#### Task instructions:
Among the entries below, find the lines with "this" and copy them.
***** Material shown
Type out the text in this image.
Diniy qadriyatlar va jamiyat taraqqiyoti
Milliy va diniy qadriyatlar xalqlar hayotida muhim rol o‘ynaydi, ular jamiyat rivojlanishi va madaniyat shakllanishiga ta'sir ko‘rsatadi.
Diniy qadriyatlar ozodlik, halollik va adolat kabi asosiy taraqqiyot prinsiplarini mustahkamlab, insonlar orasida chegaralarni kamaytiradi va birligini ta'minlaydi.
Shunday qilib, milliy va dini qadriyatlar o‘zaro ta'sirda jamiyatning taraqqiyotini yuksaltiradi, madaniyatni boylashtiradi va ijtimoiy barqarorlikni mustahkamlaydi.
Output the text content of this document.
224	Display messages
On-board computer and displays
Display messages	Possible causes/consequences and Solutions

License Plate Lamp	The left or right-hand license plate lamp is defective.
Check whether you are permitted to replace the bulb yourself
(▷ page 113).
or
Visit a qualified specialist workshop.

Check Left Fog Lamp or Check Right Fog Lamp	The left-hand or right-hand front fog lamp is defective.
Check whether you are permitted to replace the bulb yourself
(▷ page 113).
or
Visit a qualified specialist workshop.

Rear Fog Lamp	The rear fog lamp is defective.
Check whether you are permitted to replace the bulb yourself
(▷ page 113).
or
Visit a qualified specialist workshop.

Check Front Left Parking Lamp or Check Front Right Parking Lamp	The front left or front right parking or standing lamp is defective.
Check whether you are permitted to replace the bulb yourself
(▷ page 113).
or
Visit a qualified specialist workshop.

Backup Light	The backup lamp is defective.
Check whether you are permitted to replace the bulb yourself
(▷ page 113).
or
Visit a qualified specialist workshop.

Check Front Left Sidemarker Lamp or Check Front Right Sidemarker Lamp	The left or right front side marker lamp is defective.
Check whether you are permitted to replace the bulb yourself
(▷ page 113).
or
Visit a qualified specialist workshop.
**********
#### Expected answer:
Type out the text in this image.
Output the text content of this document.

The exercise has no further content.